(What you need to do) Present each line of the entries below that holds the word "Mail".
---------------
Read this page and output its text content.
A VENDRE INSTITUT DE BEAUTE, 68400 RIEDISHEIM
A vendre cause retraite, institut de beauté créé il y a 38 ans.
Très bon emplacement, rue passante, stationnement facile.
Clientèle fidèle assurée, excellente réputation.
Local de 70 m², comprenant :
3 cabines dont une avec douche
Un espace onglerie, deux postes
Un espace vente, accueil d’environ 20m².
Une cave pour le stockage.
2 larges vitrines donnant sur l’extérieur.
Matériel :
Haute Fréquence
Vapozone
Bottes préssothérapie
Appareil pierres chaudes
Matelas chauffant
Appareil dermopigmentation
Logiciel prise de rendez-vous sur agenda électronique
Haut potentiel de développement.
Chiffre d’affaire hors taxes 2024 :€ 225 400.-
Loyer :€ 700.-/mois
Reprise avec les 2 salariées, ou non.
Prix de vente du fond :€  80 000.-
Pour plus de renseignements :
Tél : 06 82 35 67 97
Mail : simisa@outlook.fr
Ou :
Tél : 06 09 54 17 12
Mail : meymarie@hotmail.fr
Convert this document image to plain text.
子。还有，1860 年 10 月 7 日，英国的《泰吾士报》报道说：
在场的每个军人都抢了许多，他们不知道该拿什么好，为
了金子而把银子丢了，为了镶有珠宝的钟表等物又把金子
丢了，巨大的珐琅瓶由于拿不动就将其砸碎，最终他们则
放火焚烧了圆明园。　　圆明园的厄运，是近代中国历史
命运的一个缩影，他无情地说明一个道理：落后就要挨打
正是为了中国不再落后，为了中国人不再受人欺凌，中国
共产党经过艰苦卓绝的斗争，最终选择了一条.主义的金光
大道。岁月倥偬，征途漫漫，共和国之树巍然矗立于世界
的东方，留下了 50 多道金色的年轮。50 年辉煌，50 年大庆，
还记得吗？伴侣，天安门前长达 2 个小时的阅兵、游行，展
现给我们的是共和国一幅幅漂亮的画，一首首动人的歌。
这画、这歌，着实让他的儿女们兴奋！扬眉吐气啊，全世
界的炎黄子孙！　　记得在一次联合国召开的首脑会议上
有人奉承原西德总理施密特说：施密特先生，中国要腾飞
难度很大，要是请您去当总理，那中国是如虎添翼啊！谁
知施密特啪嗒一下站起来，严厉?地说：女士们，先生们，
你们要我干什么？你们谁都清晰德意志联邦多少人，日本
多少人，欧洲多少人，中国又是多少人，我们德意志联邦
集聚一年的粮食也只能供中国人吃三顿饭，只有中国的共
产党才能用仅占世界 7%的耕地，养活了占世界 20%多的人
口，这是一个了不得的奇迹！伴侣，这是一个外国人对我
---------------
(Exercise response)
Mail : simisa@outlook.fr
Mail : meymarie@hotmail.fr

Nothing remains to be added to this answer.